[Stored records]
++++++++
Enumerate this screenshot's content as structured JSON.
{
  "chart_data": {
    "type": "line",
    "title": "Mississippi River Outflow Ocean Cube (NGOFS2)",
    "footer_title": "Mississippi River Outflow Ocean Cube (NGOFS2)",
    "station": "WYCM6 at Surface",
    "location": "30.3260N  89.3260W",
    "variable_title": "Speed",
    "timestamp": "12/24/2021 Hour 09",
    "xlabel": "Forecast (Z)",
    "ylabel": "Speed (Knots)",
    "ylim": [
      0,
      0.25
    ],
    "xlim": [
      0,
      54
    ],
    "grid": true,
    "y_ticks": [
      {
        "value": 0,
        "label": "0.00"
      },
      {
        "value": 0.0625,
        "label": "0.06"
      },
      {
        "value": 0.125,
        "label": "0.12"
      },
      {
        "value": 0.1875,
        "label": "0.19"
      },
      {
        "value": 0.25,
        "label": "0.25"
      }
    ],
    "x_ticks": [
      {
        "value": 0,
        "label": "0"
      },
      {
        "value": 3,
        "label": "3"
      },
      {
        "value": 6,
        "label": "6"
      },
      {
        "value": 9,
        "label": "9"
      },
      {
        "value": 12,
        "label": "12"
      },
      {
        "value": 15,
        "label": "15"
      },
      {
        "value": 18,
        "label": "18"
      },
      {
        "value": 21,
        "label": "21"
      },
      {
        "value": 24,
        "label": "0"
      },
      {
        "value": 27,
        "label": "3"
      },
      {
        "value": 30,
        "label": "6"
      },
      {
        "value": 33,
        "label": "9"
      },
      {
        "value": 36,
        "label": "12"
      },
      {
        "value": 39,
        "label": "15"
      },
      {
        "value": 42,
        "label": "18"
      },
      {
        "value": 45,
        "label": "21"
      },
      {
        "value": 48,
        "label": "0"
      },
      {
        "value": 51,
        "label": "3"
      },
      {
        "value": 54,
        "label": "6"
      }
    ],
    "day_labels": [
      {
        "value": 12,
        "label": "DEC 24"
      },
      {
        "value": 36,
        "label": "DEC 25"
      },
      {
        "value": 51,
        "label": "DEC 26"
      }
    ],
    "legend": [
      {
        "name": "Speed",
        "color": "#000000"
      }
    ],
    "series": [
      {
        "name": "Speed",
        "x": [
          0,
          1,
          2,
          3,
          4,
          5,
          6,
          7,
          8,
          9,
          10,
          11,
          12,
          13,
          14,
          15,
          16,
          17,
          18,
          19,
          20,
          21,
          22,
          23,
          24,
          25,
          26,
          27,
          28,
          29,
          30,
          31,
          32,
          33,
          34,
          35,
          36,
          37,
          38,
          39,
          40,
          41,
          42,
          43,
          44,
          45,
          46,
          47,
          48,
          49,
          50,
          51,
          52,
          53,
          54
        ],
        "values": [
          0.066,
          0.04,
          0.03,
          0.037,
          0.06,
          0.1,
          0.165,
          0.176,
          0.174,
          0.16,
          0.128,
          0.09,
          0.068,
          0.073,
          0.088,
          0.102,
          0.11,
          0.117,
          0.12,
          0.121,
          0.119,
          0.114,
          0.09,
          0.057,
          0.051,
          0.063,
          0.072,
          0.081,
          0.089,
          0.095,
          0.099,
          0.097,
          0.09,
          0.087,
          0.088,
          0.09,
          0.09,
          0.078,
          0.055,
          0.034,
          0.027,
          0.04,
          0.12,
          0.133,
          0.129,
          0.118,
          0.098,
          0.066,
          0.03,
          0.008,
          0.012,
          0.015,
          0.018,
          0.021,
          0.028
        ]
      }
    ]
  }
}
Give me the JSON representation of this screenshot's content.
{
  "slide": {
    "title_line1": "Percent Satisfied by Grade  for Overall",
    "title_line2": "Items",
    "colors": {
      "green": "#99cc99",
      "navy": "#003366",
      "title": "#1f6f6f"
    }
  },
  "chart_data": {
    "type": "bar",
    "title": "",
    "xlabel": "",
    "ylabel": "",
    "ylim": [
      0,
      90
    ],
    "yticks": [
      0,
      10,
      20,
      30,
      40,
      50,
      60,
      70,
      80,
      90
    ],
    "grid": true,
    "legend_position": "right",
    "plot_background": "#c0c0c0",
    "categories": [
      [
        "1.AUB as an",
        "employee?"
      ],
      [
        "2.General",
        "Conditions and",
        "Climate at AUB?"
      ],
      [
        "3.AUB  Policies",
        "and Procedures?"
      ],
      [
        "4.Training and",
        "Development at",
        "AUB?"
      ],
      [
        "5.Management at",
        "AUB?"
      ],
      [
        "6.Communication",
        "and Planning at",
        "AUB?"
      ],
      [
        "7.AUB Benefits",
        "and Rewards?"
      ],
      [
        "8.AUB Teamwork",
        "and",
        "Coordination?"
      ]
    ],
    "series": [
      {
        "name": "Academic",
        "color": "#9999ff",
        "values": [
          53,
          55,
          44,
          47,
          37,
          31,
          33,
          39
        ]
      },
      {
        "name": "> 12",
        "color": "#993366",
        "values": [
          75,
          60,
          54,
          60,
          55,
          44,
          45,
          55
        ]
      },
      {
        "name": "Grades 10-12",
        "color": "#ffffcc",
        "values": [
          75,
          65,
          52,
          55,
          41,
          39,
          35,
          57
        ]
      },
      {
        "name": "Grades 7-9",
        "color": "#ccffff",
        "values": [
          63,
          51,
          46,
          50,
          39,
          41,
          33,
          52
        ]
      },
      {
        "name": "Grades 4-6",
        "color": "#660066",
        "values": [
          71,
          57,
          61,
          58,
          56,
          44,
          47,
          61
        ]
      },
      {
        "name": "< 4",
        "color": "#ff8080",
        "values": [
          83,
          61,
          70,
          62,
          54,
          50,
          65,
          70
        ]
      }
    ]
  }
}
++++++++
STATED TASK:
Copy each line in the data that holds the word "Outflow".

THE COMPLETED TASK:
    "title": "Mississippi River Outflow Ocean Cube (NGOFS2)",
    "footer_title": "Mississippi River Outflow Ocean Cube (NGOFS2)",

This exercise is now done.